[Data items]
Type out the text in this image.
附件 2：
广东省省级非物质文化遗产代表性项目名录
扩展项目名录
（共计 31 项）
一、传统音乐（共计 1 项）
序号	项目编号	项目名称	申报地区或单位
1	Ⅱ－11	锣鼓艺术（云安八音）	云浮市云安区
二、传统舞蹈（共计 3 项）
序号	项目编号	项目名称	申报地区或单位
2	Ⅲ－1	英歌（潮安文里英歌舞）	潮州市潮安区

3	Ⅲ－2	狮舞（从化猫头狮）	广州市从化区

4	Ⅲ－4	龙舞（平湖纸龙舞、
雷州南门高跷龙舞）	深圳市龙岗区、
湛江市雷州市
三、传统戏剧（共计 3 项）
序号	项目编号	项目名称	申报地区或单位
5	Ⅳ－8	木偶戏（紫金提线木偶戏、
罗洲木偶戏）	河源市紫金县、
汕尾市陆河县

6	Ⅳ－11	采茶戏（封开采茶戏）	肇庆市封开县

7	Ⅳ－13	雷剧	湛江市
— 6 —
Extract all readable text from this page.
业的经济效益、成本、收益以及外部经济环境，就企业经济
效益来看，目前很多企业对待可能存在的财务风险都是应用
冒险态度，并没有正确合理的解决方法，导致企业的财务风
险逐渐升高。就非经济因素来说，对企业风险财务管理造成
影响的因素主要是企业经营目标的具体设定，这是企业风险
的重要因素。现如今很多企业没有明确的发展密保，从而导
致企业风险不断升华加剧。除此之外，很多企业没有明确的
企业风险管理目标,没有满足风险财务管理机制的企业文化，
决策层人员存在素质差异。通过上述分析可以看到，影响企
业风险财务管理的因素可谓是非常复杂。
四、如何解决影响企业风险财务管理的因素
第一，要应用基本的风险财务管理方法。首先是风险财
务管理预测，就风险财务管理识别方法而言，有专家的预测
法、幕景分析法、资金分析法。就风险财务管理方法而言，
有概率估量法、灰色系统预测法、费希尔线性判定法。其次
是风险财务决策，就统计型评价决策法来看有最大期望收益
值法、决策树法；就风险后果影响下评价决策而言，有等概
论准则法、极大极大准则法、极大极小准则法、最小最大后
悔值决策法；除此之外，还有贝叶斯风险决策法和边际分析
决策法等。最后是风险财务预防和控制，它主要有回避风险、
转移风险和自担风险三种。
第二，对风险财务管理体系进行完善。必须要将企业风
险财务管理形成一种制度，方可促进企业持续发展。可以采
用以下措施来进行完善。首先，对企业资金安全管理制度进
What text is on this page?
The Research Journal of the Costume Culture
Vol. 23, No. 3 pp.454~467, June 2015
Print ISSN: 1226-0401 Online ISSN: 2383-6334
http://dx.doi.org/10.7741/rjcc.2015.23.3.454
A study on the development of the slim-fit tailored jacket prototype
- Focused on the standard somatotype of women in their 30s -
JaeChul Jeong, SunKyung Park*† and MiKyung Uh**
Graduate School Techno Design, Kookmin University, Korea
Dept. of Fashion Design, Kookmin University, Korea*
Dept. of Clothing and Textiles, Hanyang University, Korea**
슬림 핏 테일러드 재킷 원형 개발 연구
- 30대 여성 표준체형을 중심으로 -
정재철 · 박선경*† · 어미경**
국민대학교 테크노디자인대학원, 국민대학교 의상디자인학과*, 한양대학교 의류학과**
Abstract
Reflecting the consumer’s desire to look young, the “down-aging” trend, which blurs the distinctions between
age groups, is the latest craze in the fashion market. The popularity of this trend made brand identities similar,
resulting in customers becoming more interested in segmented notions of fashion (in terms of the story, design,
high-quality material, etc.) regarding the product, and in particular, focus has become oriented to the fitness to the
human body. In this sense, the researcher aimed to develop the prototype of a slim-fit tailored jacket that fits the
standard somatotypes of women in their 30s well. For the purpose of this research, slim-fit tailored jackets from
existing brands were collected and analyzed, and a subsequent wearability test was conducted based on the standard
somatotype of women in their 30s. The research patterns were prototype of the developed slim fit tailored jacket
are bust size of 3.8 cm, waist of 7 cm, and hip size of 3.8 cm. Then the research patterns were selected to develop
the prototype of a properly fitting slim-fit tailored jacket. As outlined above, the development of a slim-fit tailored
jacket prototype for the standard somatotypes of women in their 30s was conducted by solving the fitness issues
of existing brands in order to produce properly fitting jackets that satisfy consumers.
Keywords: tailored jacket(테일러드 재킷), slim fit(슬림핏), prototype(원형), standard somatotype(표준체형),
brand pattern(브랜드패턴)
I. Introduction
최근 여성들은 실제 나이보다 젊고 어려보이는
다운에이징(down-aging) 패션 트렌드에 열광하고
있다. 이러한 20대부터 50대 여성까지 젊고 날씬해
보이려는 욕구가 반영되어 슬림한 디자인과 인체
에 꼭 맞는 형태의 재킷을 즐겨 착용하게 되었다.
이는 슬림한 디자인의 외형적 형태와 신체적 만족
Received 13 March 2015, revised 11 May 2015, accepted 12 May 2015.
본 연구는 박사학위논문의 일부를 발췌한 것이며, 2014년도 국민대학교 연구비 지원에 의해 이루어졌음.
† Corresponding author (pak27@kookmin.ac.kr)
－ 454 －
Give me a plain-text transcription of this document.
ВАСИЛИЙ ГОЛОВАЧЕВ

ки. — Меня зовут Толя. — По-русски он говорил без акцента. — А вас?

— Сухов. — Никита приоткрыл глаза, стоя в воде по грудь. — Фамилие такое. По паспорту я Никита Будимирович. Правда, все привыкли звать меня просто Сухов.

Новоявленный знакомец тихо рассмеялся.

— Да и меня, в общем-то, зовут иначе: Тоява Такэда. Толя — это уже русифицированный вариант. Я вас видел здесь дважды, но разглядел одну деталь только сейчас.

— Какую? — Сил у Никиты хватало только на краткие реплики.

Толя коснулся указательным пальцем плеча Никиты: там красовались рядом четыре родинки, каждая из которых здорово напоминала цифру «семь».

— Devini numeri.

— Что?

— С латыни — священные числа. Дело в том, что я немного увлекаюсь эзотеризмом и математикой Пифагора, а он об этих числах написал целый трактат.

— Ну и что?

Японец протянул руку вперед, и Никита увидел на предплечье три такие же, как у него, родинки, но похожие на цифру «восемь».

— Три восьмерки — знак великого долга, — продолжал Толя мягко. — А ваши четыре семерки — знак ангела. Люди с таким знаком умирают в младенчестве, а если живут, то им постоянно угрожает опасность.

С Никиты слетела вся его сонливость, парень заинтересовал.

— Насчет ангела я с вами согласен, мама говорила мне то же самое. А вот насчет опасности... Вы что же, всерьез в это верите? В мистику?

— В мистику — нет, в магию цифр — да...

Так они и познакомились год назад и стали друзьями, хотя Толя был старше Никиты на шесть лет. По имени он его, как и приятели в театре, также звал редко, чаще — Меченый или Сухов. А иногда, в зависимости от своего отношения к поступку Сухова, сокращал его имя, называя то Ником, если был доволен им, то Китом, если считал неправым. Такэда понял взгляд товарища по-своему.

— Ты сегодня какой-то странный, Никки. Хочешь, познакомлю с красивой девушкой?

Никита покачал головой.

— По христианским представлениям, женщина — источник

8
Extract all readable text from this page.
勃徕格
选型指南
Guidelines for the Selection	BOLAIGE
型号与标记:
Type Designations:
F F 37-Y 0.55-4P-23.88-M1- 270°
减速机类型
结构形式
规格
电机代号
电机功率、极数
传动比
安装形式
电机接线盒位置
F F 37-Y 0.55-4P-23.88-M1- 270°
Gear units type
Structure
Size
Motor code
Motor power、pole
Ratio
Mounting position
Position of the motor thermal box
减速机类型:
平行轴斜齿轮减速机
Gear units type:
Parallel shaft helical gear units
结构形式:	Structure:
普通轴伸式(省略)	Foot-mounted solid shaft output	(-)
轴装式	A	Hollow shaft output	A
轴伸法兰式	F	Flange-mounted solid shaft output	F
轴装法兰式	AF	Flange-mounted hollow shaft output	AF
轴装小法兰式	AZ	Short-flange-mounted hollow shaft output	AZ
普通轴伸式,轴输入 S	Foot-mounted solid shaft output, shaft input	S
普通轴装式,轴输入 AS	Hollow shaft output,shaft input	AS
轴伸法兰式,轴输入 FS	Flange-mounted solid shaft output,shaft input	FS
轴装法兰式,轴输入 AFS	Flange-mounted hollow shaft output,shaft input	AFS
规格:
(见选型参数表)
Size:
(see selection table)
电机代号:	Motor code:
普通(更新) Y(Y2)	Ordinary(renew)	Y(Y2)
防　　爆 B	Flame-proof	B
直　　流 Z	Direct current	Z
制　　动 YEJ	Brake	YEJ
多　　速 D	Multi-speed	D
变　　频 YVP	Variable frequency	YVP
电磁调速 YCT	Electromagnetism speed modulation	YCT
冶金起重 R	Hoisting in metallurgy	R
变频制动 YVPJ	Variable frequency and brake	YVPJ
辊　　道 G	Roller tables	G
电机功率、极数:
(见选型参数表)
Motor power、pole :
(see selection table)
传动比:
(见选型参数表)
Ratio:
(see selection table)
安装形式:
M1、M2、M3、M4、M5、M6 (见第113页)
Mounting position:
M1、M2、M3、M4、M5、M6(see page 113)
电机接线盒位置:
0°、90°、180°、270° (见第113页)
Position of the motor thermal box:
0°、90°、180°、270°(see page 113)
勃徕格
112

[What is asked]
Return each line of the data that contains the string "테일러드".

[Result]
슬림 핏 테일러드 재킷 원형 개발 연구
Keywords: tailored jacket(테일러드 재킷), slim fit(슬림핏), prototype(원형), standard somatotype(표준체형),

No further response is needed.